> WORK INSTRUCTIONS:
1: According to the privatisation essay, since what year have the Conservatives been turning Britain into a nation of the dispossessed?
2: Please sum up the privatisation essay in two sentences.
3: Resume the privatisation essay from the point where it ends.

> TEXT:
Content starts
Britain – a nation of the dispossessed #FundOurNHS

shelly

Capitalism is an economic system based upon private ownership of the means of production and their operation for profit.

Privatising our NHS and all our other once public services is not capitalism, it’s colonialism in disguise, the theft of something we have already built, paid for and run for 70 years, and renting it back to us for profit. Vulture capitalism is a misnomer, but it gives the general idea of parasitical market forces on a feeding frenzy. We still pay for it all, but those services no longer exists to serve our interests. The first order of business is to serve the companies interests, which is profit.

It is much the same as if I sold the house you’d paid for over your lifetime, without your permission, and may even have built yourself, and then renting back to you what was once entirely yours, leaving you ever poorer with nothing but a living space that you have no control over any more, a tenancy I can end and rent to someone else at any time, leaving you homeless and destitute, for which I then lay the blame and the cost entirely on you.

Since 2010, the Conservatives have turned us from a nation of owners of our national services and assets, into a nation of the dispossessed.

We have gone from security to precarity and, naturally, those most affected are those who were already living the most precarious lives.

Where once I could access the NHS confident that it was there to serve my interests and help me at a time of need, that confidence has been ripped away from me and I am dependent on the whim of private companies whose first interests are not my interests and which have no mandate to serve my interests and for which I have no access to holding them to account.

Look at Britain today, we are a nation in which millions of people are being driven into beggary, the most visible sign of which is the ever increasing numbers of homeless people, but that is just the tip of an enormous iceberg which more and more people are colliding with and sinking every day.

Britain is being run for private profit and public risk. The fall of Carillion is a case in point: “Outsourcing and privatisation doesn’t transfer risk to a company. Instead, it transfers any profits or savings made (coming from general taxation) to shareholders and leaves taxpayers exposed and vulnerable towards all the risks and failures; because if they fail the government bails them out. Privatisation simply means no accountability for public money.” In short, it is daylight robbery.
Content ends
> RECORDED DATA:
Content starts
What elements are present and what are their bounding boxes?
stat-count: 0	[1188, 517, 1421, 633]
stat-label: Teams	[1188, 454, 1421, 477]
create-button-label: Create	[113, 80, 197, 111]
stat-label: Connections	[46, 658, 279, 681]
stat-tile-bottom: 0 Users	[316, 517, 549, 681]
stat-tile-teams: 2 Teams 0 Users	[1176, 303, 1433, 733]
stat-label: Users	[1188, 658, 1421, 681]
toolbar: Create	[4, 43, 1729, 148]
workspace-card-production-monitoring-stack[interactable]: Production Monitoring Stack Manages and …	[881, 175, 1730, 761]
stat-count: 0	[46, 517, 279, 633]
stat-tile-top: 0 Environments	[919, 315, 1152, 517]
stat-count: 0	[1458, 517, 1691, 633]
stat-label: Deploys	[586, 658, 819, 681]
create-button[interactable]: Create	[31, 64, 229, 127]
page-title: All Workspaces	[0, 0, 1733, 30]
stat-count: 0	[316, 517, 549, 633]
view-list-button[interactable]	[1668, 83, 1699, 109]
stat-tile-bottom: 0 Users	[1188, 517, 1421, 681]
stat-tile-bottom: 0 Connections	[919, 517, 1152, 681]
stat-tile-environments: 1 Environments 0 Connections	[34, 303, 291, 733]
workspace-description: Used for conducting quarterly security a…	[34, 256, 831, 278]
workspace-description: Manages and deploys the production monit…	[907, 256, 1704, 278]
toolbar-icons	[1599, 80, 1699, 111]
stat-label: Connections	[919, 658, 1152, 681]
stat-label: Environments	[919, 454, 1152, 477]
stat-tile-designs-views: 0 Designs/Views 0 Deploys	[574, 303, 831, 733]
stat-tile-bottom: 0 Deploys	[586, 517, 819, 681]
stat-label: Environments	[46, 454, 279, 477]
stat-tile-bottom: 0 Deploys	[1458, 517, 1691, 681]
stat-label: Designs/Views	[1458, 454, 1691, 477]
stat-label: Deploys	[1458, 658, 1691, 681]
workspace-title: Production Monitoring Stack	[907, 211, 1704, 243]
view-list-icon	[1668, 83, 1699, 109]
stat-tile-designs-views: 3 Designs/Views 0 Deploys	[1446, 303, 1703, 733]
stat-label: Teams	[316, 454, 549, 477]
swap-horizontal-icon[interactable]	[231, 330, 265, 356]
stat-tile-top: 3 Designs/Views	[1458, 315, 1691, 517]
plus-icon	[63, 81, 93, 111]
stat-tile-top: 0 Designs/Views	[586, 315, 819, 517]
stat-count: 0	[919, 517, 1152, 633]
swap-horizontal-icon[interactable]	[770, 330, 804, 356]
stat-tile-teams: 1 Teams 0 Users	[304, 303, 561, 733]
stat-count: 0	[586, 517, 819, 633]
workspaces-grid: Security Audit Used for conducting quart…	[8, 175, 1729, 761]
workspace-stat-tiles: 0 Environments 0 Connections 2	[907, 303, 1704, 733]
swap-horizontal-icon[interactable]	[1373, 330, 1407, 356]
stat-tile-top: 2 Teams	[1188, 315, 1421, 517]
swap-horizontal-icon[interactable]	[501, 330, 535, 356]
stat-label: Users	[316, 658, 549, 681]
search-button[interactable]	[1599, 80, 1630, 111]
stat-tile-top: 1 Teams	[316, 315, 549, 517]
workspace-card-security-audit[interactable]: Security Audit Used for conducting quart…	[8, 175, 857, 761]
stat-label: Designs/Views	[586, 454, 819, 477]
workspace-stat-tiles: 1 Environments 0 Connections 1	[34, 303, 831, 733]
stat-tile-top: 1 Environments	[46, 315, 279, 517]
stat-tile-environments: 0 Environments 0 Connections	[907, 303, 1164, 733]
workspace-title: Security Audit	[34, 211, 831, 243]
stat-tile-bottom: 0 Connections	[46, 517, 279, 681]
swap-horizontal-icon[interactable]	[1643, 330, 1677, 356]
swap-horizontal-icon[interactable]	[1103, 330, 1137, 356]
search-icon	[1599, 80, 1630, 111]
Content ends
> WRITTEN RESPONSES:
1: Since 2010.

2: The essay argues that privatising the NHS and other public services is not capitalism but colonialism in disguise: services the public already built, paid for and ran for 70 years are rented back to it for profit. It says that since 2010 the Conservatives have turned Britain into a nation of the dispossessed, run for private profit and public risk, as the fall of Carillion shows.

3:
And who is responsible for this daylight robbery? The government. A government which insists that we must work harder, in ever more precarious employment, with ever shrinking social safety nets, so that we can pay more to thieves.

Today there are demonstrations taking place across the country protesting against the privatisation of our NHS and demanding redress from those who are robbing us.

We’re being mugged and those mugging us not only have the audacity to blame us for their crimes, they heap shame and contempt upon us, laughing at our distress and the lives it costs every day.

This is not democracy, it is tyranny, but every day draws us closer to an accounting, the lies cannot last forever and, after 8 years, the government is in chaos, their protestations of innocence grow ever more facile, parroting dogma that has lost all meaning. Democracy and power do belong to the people, and although motivating tens of millions of people is slow work, the core message remains, which the poet Shelly wrote in ‘The Masque of Anarchy’, which was banned for 30 years:

“Rise like Lions after slumber, In unvanquishable number, Shake your chains to earth like dew, Which in sleep had fallen on you – Ye are many – they are few.”

In the face of government tyranny and disaster, never, ever, give up, because surrender is ruin. If we fear to die, then we should not fear to live and fight those who would so casually take our lives from us. It is not just about my life as an individual, it is about the lives of those who will follow after, those not even born yet and, like Shelly, what message and what world we leave them.

KOG. 03 February 2018

https://www.reuters.com/article/us-britain-food-poverty/drama-about-growing-hunger-in-britain-prompts-call-for-action-idUSKBN1CF2SD

https://www.theguardian.com/society/2017/jan/25/number-of-rough-sleepers-in-england-rises-for-sixth-successive-year

Carillion: Public Risk, Private Profit By Kelly Grehan

http://peterloomassacre.org/shelley.html

4 thoughts on “Britain – a nation of the dispossessed #FundOurNHS

  1. “Privatising our NHS and all our other once public services is not capitalism, it’s colonialism in disguise, the theft of something we have already built, paid for and run for 70 years, and renting it back to us for profit.”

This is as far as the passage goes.